Do not include the pictures; repeat the rest of the data exactly.

Records from a data collection
▶

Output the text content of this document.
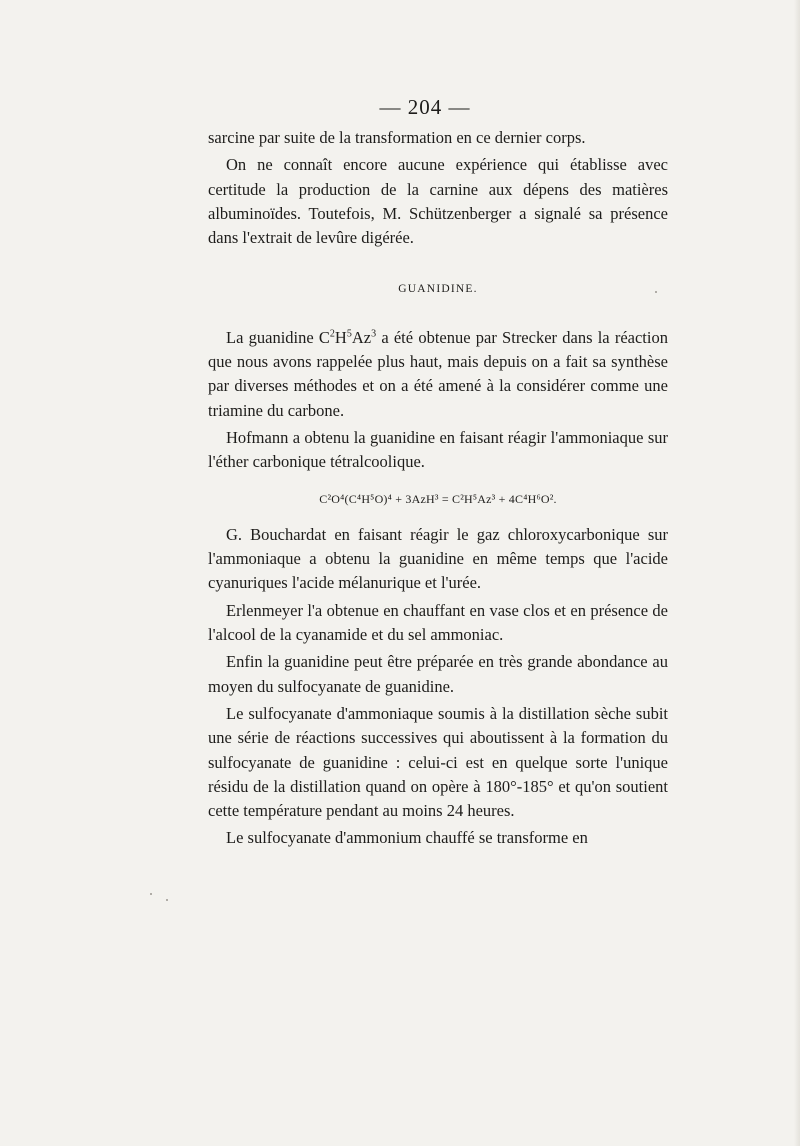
— 204 —

sarcine par suite de la transformation en ce dernier corps.

On ne connaît encore aucune expérience qui établisse avec certitude la production de la carnine aux dépens des matières albuminoïdes. Toutefois, M. Schützenberger a signalé sa présence dans l'extrait de levûre digérée.

GUANIDINE.

La guanidine $C^2H^5Az^3$ a été obtenue par Strecker dans la réaction que nous avons rappelée plus haut, mais depuis on a fait sa synthèse par diverses méthodes et on a été amené à la considérer comme une triamine du carbone.

Hofmann a obtenu la guanidine en faisant réagir l'ammoniaque sur l'éther carbonique tétralcoolique.

C²O⁴(C⁴H⁵O)⁴ + 3AzH³ = C²H⁵Az³ + 4C⁴H⁶O².

G. Bouchardat en faisant réagir le gaz chloroxycarbonique sur l'ammoniaque a obtenu la guanidine en même temps que l'acide cyanuriques l'acide mélanurique et l'urée.

Erlenmeyer l'a obtenue en chauffant en vase clos et en présence de l'alcool de la cyanamide et du sel ammoniac.

Enfin la guanidine peut être préparée en très grande abondance au moyen du sulfocyanate de guanidine.

Le sulfocyanate d'ammoniaque soumis à la distillation sèche subit une série de réactions successives qui aboutissent à la formation du sulfocyanate de guanidine : celui-ci est en quelque sorte l'unique résidu de la distillation quand on opère à 180°-185° et qu'on soutient cette température pendant au moins 24 heures.

Le sulfocyanate d'ammonium chauffé se transforme en
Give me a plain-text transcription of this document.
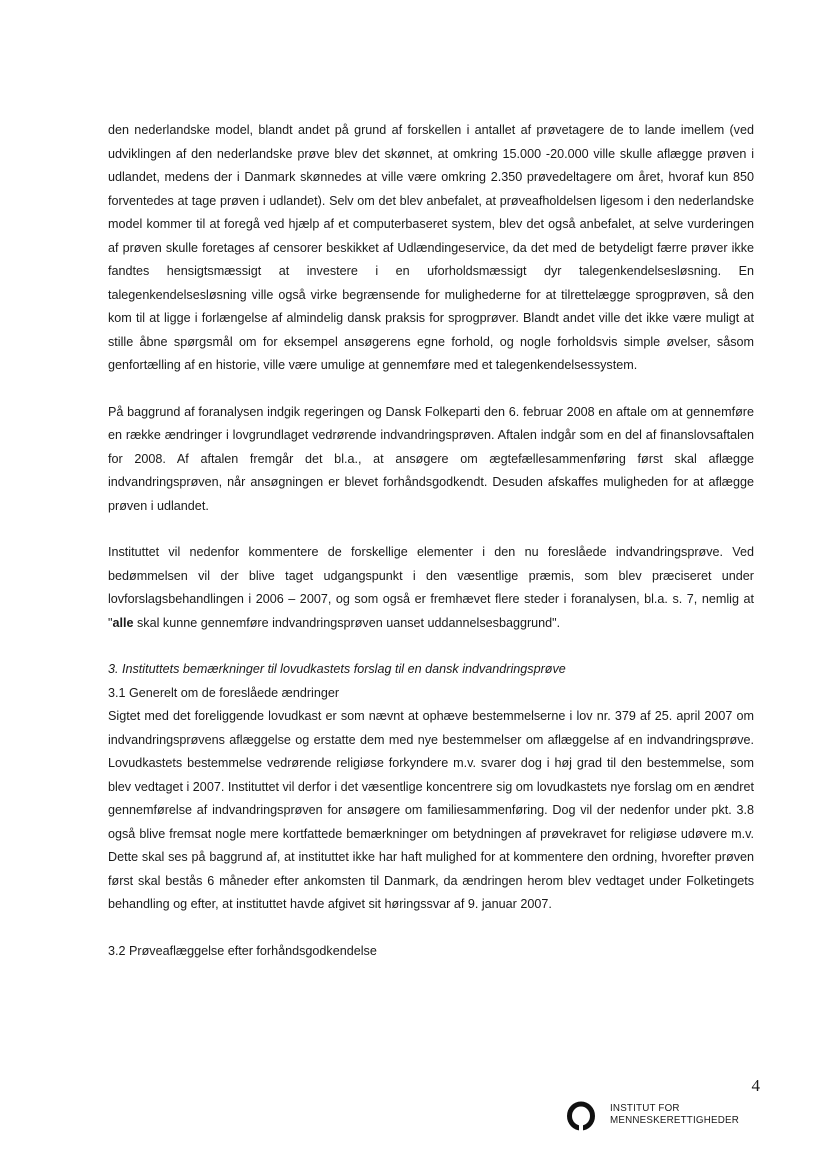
den nederlandske model, blandt andet på grund af forskellen i antallet af prøvetagere de to lande imellem (ved udviklingen af den nederlandske prøve blev det skønnet, at omkring 15.000 -20.000 ville skulle aflægge prøven i udlandet, medens der i Danmark skønnedes at ville være omkring 2.350 prøvedeltagere om året, hvoraf kun 850 forventedes at tage prøven i udlandet). Selv om det blev anbefalet, at prøveafholdelsen ligesom i den nederlandske model kommer til at foregå ved hjælp af et computerbaseret system, blev det også anbefalet, at selve vurderingen af prøven skulle foretages af censorer beskikket af Udlændingeservice, da det med de betydeligt færre prøver ikke fandtes hensigtsmæssigt at investere i en uforholdsmæssigt dyr talegenkendelsesløsning. En talegenkendelsesløsning ville også virke begrænsende for mulighederne for at tilrettelægge sprogprøven, så den kom til at ligge i forlængelse af almindelig dansk praksis for sprogprøver. Blandt andet ville det ikke være muligt at stille åbne spørgsmål om for eksempel ansøgerens egne forhold, og nogle forholdsvis simple øvelser, såsom genfortælling af en historie, ville være umulige at gennemføre med et talegenkendelsessystem.

På baggrund af foranalysen indgik regeringen og Dansk Folkeparti den 6. februar 2008 en aftale om at gennemføre en række ændringer i lovgrundlaget vedrørende indvandringsprøven. Aftalen indgår som en del af finanslovsaftalen for 2008. Af aftalen fremgår det bl.a., at ansøgere om ægtefællesammenføring først skal aflægge indvandringsprøven, når ansøgningen er blevet forhåndsgodkendt. Desuden afskaffes muligheden for at aflægge prøven i udlandet.

Instituttet vil nedenfor kommentere de forskellige elementer i den nu foreslåede indvandringsprøve. Ved bedømmelsen vil der blive taget udgangspunkt i den væsentlige præmis, som blev præciseret under lovforslagsbehandlingen i 2006 – 2007, og som også er fremhævet flere steder i foranalysen, bl.a. s. 7, nemlig at "alle skal kunne gennemføre indvandringsprøven uanset uddannelsesbaggrund".

3. Instituttets bemærkninger til lovudkastets forslag til en dansk indvandringsprøve

3.1 Generelt om de foreslåede ændringer

Sigtet med det foreliggende lovudkast er som nævnt at ophæve bestemmelserne i lov nr. 379 af 25. april 2007 om indvandringsprøvens aflæggelse og erstatte dem med nye bestemmelser om aflæggelse af en indvandringsprøve. Lovudkastets bestemmelse vedrørende religiøse forkyndere m.v. svarer dog i høj grad til den bestemmelse, som blev vedtaget i 2007. Instituttet vil derfor i det væsentlige koncentrere sig om lovudkastets nye forslag om en ændret gennemførelse af indvandringsprøven for ansøgere om familiesammenføring. Dog vil der nedenfor under pkt. 3.8 også blive fremsat nogle mere kortfattede bemærkninger om betydningen af prøvekravet for religiøse udøvere m.v. Dette skal ses på baggrund af, at instituttet ikke har haft mulighed for at kommentere den ordning, hvorefter prøven først skal bestås 6 måneder efter ankomsten til Danmark, da ændringen herom blev vedtaget under Folketingets behandling og efter, at instituttet havde afgivet sit høringssvar af 9. januar 2007.

3.2 Prøveaflæggelse efter forhåndsgodkendelse

4
INSTITUT FOR
MENNESKERETTIGHEDER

◀

## The output
Output the text content of this document.
— 204 —

sarcine par suite de la transformation en ce dernier corps.

On ne connaît encore aucune expérience qui établisse avec certitude la production de la carnine aux dépens des matières albuminoïdes. Toutefois, M. Schützenberger a signalé sa présence dans l'extrait de levûre digérée.

GUANIDINE.

La guanidine $C^2H^5Az^3$ a été obtenue par Strecker dans la réaction que nous avons rappelée plus haut, mais depuis on a fait sa synthèse par diverses méthodes et on a été amené à la considérer comme une triamine du carbone.

Hofmann a obtenu la guanidine en faisant réagir l'ammoniaque sur l'éther carbonique tétralcoolique.

C²O⁴(C⁴H⁵O)⁴ + 3AzH³ = C²H⁵Az³ + 4C⁴H⁶O².

G. Bouchardat en faisant réagir le gaz chloroxycarbonique sur l'ammoniaque a obtenu la guanidine en même temps que l'acide cyanuriques l'acide mélanurique et l'urée.

Erlenmeyer l'a obtenue en chauffant en vase clos et en présence de l'alcool de la cyanamide et du sel ammoniac.

Enfin la guanidine peut être préparée en très grande abondance au moyen du sulfocyanate de guanidine.

Le sulfocyanate d'ammoniaque soumis à la distillation sèche subit une série de réactions successives qui aboutissent à la formation du sulfocyanate de guanidine : celui-ci est en quelque sorte l'unique résidu de la distillation quand on opère à 180°-185° et qu'on soutient cette température pendant au moins 24 heures.

Le sulfocyanate d'ammonium chauffé se transforme en
Give me a plain-text transcription of this document.
den nederlandske model, blandt andet på grund af forskellen i antallet af prøvetagere de to lande imellem (ved udviklingen af den nederlandske prøve blev det skønnet, at omkring 15.000 -20.000 ville skulle aflægge prøven i udlandet, medens der i Danmark skønnedes at ville være omkring 2.350 prøvedeltagere om året, hvoraf kun 850 forventedes at tage prøven i udlandet). Selv om det blev anbefalet, at prøveafholdelsen ligesom i den nederlandske model kommer til at foregå ved hjælp af et computerbaseret system, blev det også anbefalet, at selve vurderingen af prøven skulle foretages af censorer beskikket af Udlændingeservice, da det med de betydeligt færre prøver ikke fandtes hensigtsmæssigt at investere i en uforholdsmæssigt dyr talegenkendelsesløsning. En talegenkendelsesløsning ville også virke begrænsende for mulighederne for at tilrettelægge sprogprøven, så den kom til at ligge i forlængelse af almindelig dansk praksis for sprogprøver. Blandt andet ville det ikke være muligt at stille åbne spørgsmål om for eksempel ansøgerens egne forhold, og nogle forholdsvis simple øvelser, såsom genfortælling af en historie, ville være umulige at gennemføre med et talegenkendelsessystem.

På baggrund af foranalysen indgik regeringen og Dansk Folkeparti den 6. februar 2008 en aftale om at gennemføre en række ændringer i lovgrundlaget vedrørende indvandringsprøven. Aftalen indgår som en del af finanslovsaftalen for 2008. Af aftalen fremgår det bl.a., at ansøgere om ægtefællesammenføring først skal aflægge indvandringsprøven, når ansøgningen er blevet forhåndsgodkendt. Desuden afskaffes muligheden for at aflægge prøven i udlandet.

Instituttet vil nedenfor kommentere de forskellige elementer i den nu foreslåede indvandringsprøve. Ved bedømmelsen vil der blive taget udgangspunkt i den væsentlige præmis, som blev præciseret under lovforslagsbehandlingen i 2006 – 2007, og som også er fremhævet flere steder i foranalysen, bl.a. s. 7, nemlig at "alle skal kunne gennemføre indvandringsprøven uanset uddannelsesbaggrund".

3. Instituttets bemærkninger til lovudkastets forslag til en dansk indvandringsprøve

3.1 Generelt om de foreslåede ændringer

Sigtet med det foreliggende lovudkast er som nævnt at ophæve bestemmelserne i lov nr. 379 af 25. april 2007 om indvandringsprøvens aflæggelse og erstatte dem med nye bestemmelser om aflæggelse af en indvandringsprøve. Lovudkastets bestemmelse vedrørende religiøse forkyndere m.v. svarer dog i høj grad til den bestemmelse, som blev vedtaget i 2007. Instituttet vil derfor i det væsentlige koncentrere sig om lovudkastets nye forslag om en ændret gennemførelse af indvandringsprøven for ansøgere om familiesammenføring. Dog vil der nedenfor under pkt. 3.8 også blive fremsat nogle mere kortfattede bemærkninger om betydningen af prøvekravet for religiøse udøvere m.v. Dette skal ses på baggrund af, at instituttet ikke har haft mulighed for at kommentere den ordning, hvorefter prøven først skal bestås 6 måneder efter ankomsten til Danmark, da ændringen herom blev vedtaget under Folketingets behandling og efter, at instituttet havde afgivet sit høringssvar af 9. januar 2007.

3.2 Prøveaflæggelse efter forhåndsgodkendelse

4
INSTITUT FOR
MENNESKERETTIGHEDER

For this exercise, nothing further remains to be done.